Records that describe figures
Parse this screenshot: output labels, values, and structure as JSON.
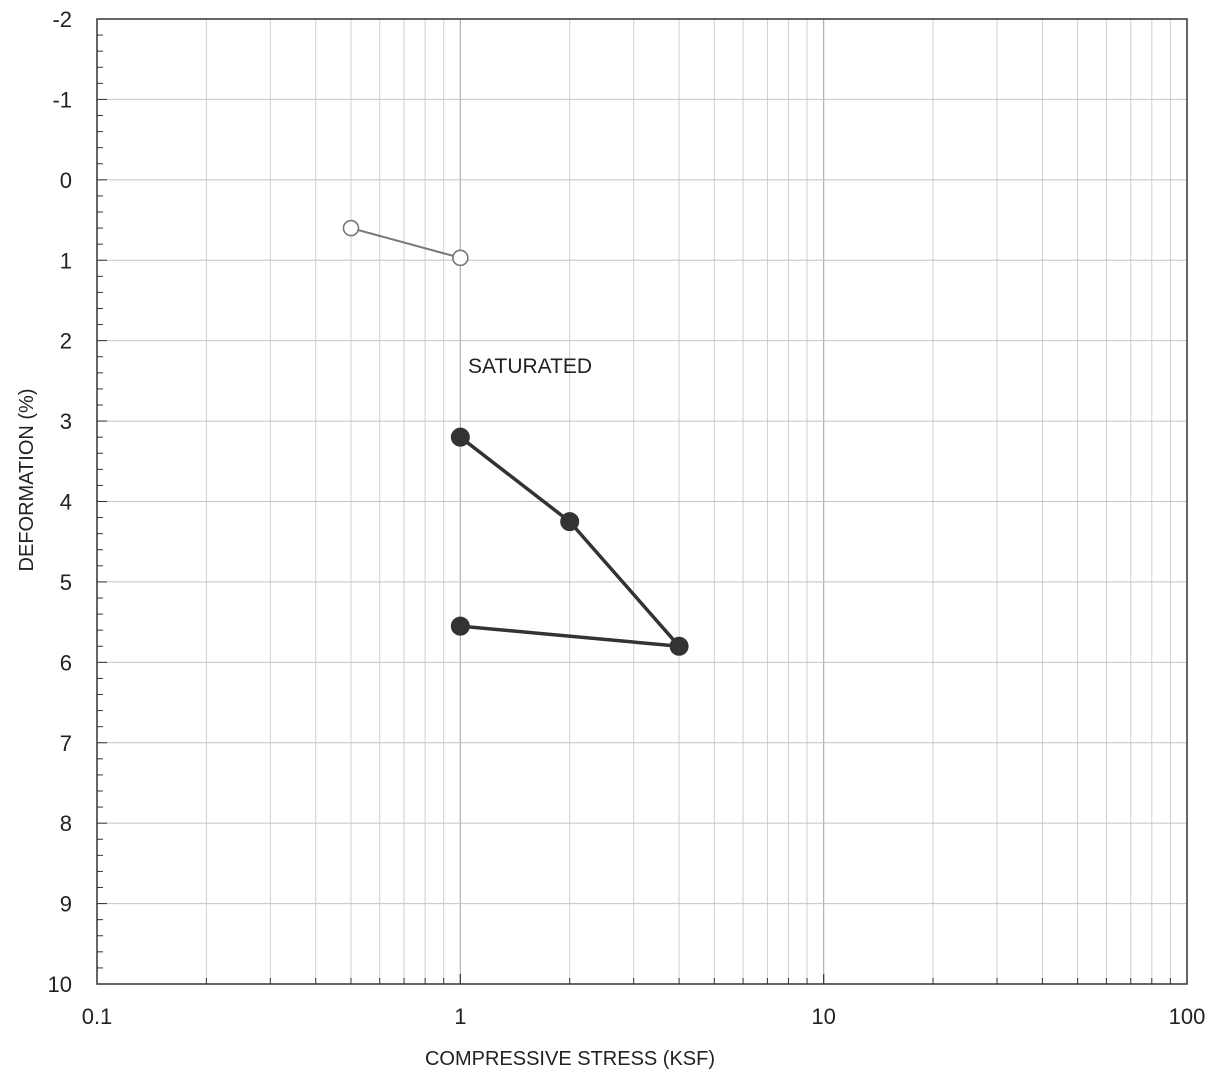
{
  "chart_data": {
    "type": "scatter",
    "xscale": "log",
    "xlim": [
      0.1,
      100
    ],
    "ylim": [
      -2,
      10
    ],
    "y_inverted": true,
    "xticks": [
      0.1,
      1,
      10,
      100
    ],
    "xtick_labels": [
      "0.1",
      "1",
      "10",
      "100"
    ],
    "yticks": [
      -2,
      -1,
      0,
      1,
      2,
      3,
      4,
      5,
      6,
      7,
      8,
      9,
      10
    ],
    "ytick_labels": [
      "-2",
      "-1",
      "0",
      "1",
      "2",
      "3",
      "4",
      "5",
      "6",
      "7",
      "8",
      "9",
      "10"
    ],
    "xlabel": "COMPRESSIVE STRESS (KSF)",
    "ylabel": "DEFORMATION (%)",
    "grid": true,
    "annotations": [
      {
        "text": "SATURATED",
        "x": 1.05,
        "y": 2.4
      }
    ],
    "series": [
      {
        "marker": "open-circle",
        "color": "#777777",
        "x": [
          0.5,
          1
        ],
        "y": [
          0.6,
          0.97
        ]
      },
      {
        "marker": "filled-circle",
        "color": "#333333",
        "x": [
          1,
          2,
          4,
          1
        ],
        "y": [
          3.2,
          4.25,
          5.8,
          5.55
        ]
      }
    ]
  }
}
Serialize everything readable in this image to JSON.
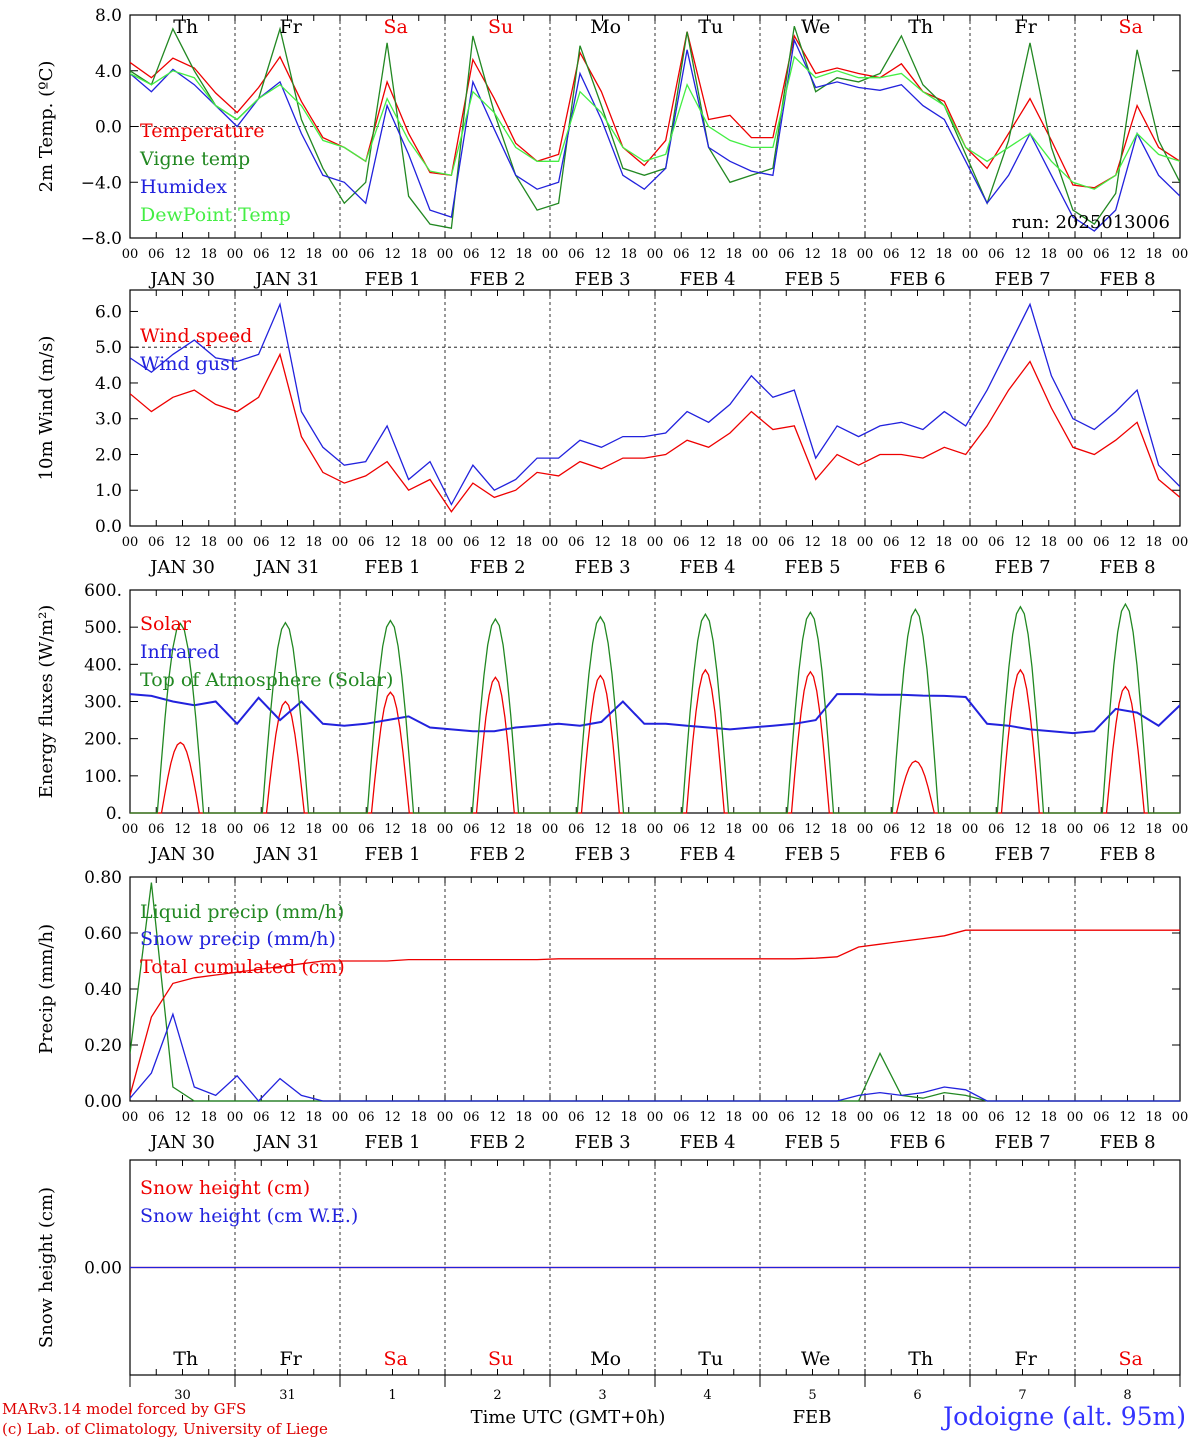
{
  "footer": {
    "credit_line1": "MARv3.14 model forced by GFS",
    "credit_line2": "(c) Lab. of Climatology, University of Liege",
    "xaxis_title": "Time UTC (GMT+0h)",
    "month_label": "FEB",
    "station": "Jodoigne (alt. 95m)"
  },
  "hour_ticks": [
    "00",
    "06",
    "12",
    "18"
  ],
  "end_tick": "00",
  "day_dates": [
    "JAN 30",
    "JAN 31",
    "FEB  1",
    "FEB  2",
    "FEB  3",
    "FEB  4",
    "FEB  5",
    "FEB  6",
    "FEB  7",
    "FEB  8"
  ],
  "weekdays": [
    {
      "label": "Th",
      "color": "#000000"
    },
    {
      "label": "Fr",
      "color": "#000000"
    },
    {
      "label": "Sa",
      "color": "#ee0000"
    },
    {
      "label": "Su",
      "color": "#ee0000"
    },
    {
      "label": "Mo",
      "color": "#000000"
    },
    {
      "label": "Tu",
      "color": "#000000"
    },
    {
      "label": "We",
      "color": "#000000"
    },
    {
      "label": "Th",
      "color": "#000000"
    },
    {
      "label": "Fr",
      "color": "#000000"
    },
    {
      "label": "Sa",
      "color": "#ee0000"
    }
  ],
  "bottom_day_numbers": [
    "30",
    "31",
    "1",
    "2",
    "3",
    "4",
    "5",
    "6",
    "7",
    "8"
  ],
  "chart_data": [
    {
      "type": "line",
      "ylabel": "2m Temp. (ºC)",
      "ylim": [
        -8,
        8
      ],
      "yticks": [
        "8.0",
        "4.0",
        "0.0",
        "−4.0",
        "−8.0"
      ],
      "yticks_values": [
        8,
        4,
        0,
        -4,
        -8
      ],
      "ref_lines": [
        0
      ],
      "annotation": "run: 2025013006",
      "x": "hours since Jan 30 00 UTC, step 6",
      "series": [
        {
          "name": "Temperature",
          "color": "#ee0000",
          "values": [
            4.6,
            3.5,
            4.9,
            4.2,
            2.4,
            1.0,
            2.8,
            5.0,
            1.8,
            -0.8,
            -1.5,
            -2.5,
            3.2,
            -0.5,
            -3.3,
            -3.5,
            4.8,
            2.0,
            -1.2,
            -2.5,
            -2.0,
            5.3,
            2.5,
            -1.5,
            -2.8,
            -1.0,
            6.8,
            0.5,
            0.8,
            -0.8,
            -0.8,
            6.5,
            3.8,
            4.2,
            3.8,
            3.5,
            4.5,
            2.5,
            1.8,
            -1.5,
            -3.0,
            -0.5,
            2.0,
            -1.0,
            -4.2,
            -4.4,
            -3.5,
            1.5,
            -1.5,
            -2.5
          ]
        },
        {
          "name": "Vigne temp",
          "color": "#228822",
          "values": [
            4.0,
            3.0,
            7.0,
            4.0,
            1.5,
            0.5,
            2.0,
            7.0,
            0.5,
            -3.0,
            -5.5,
            -4.0,
            6.0,
            -5.0,
            -7.0,
            -7.3,
            6.5,
            1.0,
            -3.5,
            -6.0,
            -5.5,
            5.8,
            1.5,
            -3.0,
            -3.5,
            -3.0,
            6.8,
            -1.5,
            -4.0,
            -3.5,
            -3.0,
            7.2,
            2.5,
            3.5,
            3.2,
            3.8,
            6.5,
            3.0,
            1.5,
            -2.0,
            -5.5,
            -1.0,
            6.0,
            -1.5,
            -6.0,
            -7.0,
            -4.8,
            5.5,
            -1.0,
            -4.0
          ]
        },
        {
          "name": "Humidex",
          "color": "#2222dd",
          "values": [
            3.8,
            2.5,
            4.1,
            3.0,
            1.5,
            0.0,
            2.0,
            3.2,
            -0.5,
            -3.5,
            -4.0,
            -5.5,
            1.5,
            -2.0,
            -6.0,
            -6.5,
            3.2,
            -0.2,
            -3.5,
            -4.5,
            -4.0,
            3.8,
            0.5,
            -3.5,
            -4.5,
            -3.0,
            5.5,
            -1.5,
            -2.5,
            -3.2,
            -3.5,
            6.2,
            2.8,
            3.2,
            2.8,
            2.6,
            3.0,
            1.5,
            0.5,
            -2.5,
            -5.5,
            -3.5,
            -0.5,
            -3.5,
            -6.5,
            -7.5,
            -6.0,
            -0.5,
            -3.5,
            -5.0
          ]
        },
        {
          "name": "DewPoint Temp",
          "color": "#44ee44",
          "values": [
            3.8,
            3.0,
            4.0,
            3.5,
            1.5,
            0.5,
            2.0,
            3.0,
            1.5,
            -1.0,
            -1.5,
            -2.5,
            2.0,
            -1.0,
            -3.2,
            -3.5,
            2.5,
            1.0,
            -1.5,
            -2.5,
            -2.5,
            2.5,
            1.0,
            -1.5,
            -2.5,
            -2.0,
            3.0,
            0.0,
            -1.0,
            -1.5,
            -1.5,
            5.0,
            3.5,
            4.0,
            3.5,
            3.5,
            3.8,
            2.5,
            1.5,
            -1.5,
            -2.5,
            -1.5,
            -0.5,
            -2.5,
            -4.0,
            -4.5,
            -3.5,
            -0.5,
            -2.0,
            -2.5
          ]
        }
      ]
    },
    {
      "type": "line",
      "ylabel": "10m Wind (m/s)",
      "ylim": [
        0,
        6.6
      ],
      "yticks": [
        "6.0",
        "5.0",
        "4.0",
        "3.0",
        "2.0",
        "1.0",
        "0.0"
      ],
      "yticks_values": [
        6,
        5,
        4,
        3,
        2,
        1,
        0
      ],
      "ref_lines": [
        5
      ],
      "series": [
        {
          "name": "Wind speed",
          "color": "#ee0000",
          "values": [
            3.7,
            3.2,
            3.6,
            3.8,
            3.4,
            3.2,
            3.6,
            4.8,
            2.5,
            1.5,
            1.2,
            1.4,
            1.8,
            1.0,
            1.3,
            0.4,
            1.2,
            0.8,
            1.0,
            1.5,
            1.4,
            1.8,
            1.6,
            1.9,
            1.9,
            2.0,
            2.4,
            2.2,
            2.6,
            3.2,
            2.7,
            2.8,
            1.3,
            2.0,
            1.7,
            2.0,
            2.0,
            1.9,
            2.2,
            2.0,
            2.8,
            3.8,
            4.6,
            3.3,
            2.2,
            2.0,
            2.4,
            2.9,
            1.3,
            0.8
          ]
        },
        {
          "name": "Wind gust",
          "color": "#2222dd",
          "values": [
            4.7,
            4.3,
            4.8,
            5.2,
            4.7,
            4.6,
            4.8,
            6.2,
            3.2,
            2.2,
            1.7,
            1.8,
            2.8,
            1.3,
            1.8,
            0.6,
            1.7,
            1.0,
            1.3,
            1.9,
            1.9,
            2.4,
            2.2,
            2.5,
            2.5,
            2.6,
            3.2,
            2.9,
            3.4,
            4.2,
            3.6,
            3.8,
            1.9,
            2.8,
            2.5,
            2.8,
            2.9,
            2.7,
            3.2,
            2.8,
            3.8,
            5.0,
            6.2,
            4.2,
            3.0,
            2.7,
            3.2,
            3.8,
            1.7,
            1.1
          ]
        }
      ]
    },
    {
      "type": "line",
      "ylabel": "Energy fluxes (W/m²)",
      "ylim": [
        0,
        600
      ],
      "yticks": [
        "600.",
        "500.",
        "400.",
        "300.",
        "200.",
        "100.",
        "0."
      ],
      "yticks_values": [
        600,
        500,
        400,
        300,
        200,
        100,
        0
      ],
      "series": [
        {
          "name": "Solar",
          "color": "#ee0000",
          "peaks": [
            190,
            300,
            325,
            365,
            370,
            385,
            380,
            140,
            385,
            340
          ]
        },
        {
          "name": "Infrared",
          "color": "#2222dd",
          "values": [
            320,
            315,
            300,
            290,
            300,
            240,
            310,
            250,
            300,
            240,
            235,
            240,
            250,
            260,
            230,
            225,
            220,
            220,
            230,
            235,
            240,
            235,
            245,
            300,
            240,
            240,
            235,
            230,
            225,
            230,
            235,
            240,
            250,
            320,
            320,
            318,
            318,
            316,
            315,
            312,
            240,
            235,
            225,
            220,
            215,
            220,
            280,
            270,
            235,
            290
          ]
        },
        {
          "name": "Top of Atmosphere (Solar)",
          "color": "#228822",
          "peaks": [
            510,
            512,
            518,
            522,
            528,
            535,
            540,
            548,
            555,
            562
          ]
        }
      ]
    },
    {
      "type": "line",
      "ylabel": "Precip (mm/h)",
      "ylim": [
        0,
        0.8
      ],
      "yticks": [
        "0.80",
        "0.60",
        "0.40",
        "0.20",
        "0.00"
      ],
      "yticks_values": [
        0.8,
        0.6,
        0.4,
        0.2,
        0
      ],
      "series": [
        {
          "name": "Liquid precip (mm/h)",
          "color": "#228822",
          "values": [
            0.17,
            0.78,
            0.05,
            0.0,
            0.0,
            0.0,
            0.0,
            0.0,
            0.0,
            0.0,
            0.0,
            0.0,
            0.0,
            0.0,
            0.0,
            0.0,
            0.0,
            0.0,
            0.0,
            0.0,
            0.0,
            0.0,
            0.0,
            0.0,
            0.0,
            0.0,
            0.0,
            0.0,
            0.0,
            0.0,
            0.0,
            0.0,
            0.0,
            0.0,
            0.0,
            0.17,
            0.02,
            0.01,
            0.03,
            0.02,
            0.0,
            0.0,
            0.0,
            0.0,
            0.0,
            0.0,
            0.0,
            0.0,
            0.0,
            0.0
          ]
        },
        {
          "name": "Snow precip (mm/h)",
          "color": "#2222dd",
          "values": [
            0.01,
            0.1,
            0.31,
            0.05,
            0.02,
            0.09,
            0.0,
            0.08,
            0.02,
            0.0,
            0.0,
            0.0,
            0.0,
            0.0,
            0.0,
            0.0,
            0.0,
            0.0,
            0.0,
            0.0,
            0.0,
            0.0,
            0.0,
            0.0,
            0.0,
            0.0,
            0.0,
            0.0,
            0.0,
            0.0,
            0.0,
            0.0,
            0.0,
            0.0,
            0.02,
            0.03,
            0.02,
            0.03,
            0.05,
            0.04,
            0.0,
            0.0,
            0.0,
            0.0,
            0.0,
            0.0,
            0.0,
            0.0,
            0.0,
            0.0
          ]
        },
        {
          "name": "Total cumulated (cm)",
          "color": "#ee0000",
          "values": [
            0.02,
            0.3,
            0.42,
            0.44,
            0.45,
            0.46,
            0.47,
            0.48,
            0.49,
            0.5,
            0.5,
            0.5,
            0.5,
            0.505,
            0.505,
            0.505,
            0.505,
            0.505,
            0.505,
            0.505,
            0.508,
            0.508,
            0.508,
            0.508,
            0.508,
            0.508,
            0.508,
            0.508,
            0.508,
            0.508,
            0.508,
            0.508,
            0.51,
            0.515,
            0.55,
            0.56,
            0.57,
            0.58,
            0.59,
            0.61,
            0.61,
            0.61,
            0.61,
            0.61,
            0.61,
            0.61,
            0.61,
            0.61,
            0.61,
            0.61
          ]
        }
      ]
    },
    {
      "type": "line",
      "ylabel": "Snow height (cm)",
      "ylim": [
        -1,
        1
      ],
      "yticks": [
        "0.00"
      ],
      "yticks_values": [
        0
      ],
      "series": [
        {
          "name": "Snow height (cm)",
          "color": "#ee0000",
          "values": [
            0,
            0
          ]
        },
        {
          "name": "Snow height (cm W.E.)",
          "color": "#2222dd",
          "values": [
            0,
            0
          ]
        }
      ]
    }
  ]
}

*Exercise*. Above are the records; copy every line in them that holds the word "JSON".

*Solution to this task*.
Parse this screenshot: output labels, values, and structure as JSON.
Serialize everything readable in this image to JSON.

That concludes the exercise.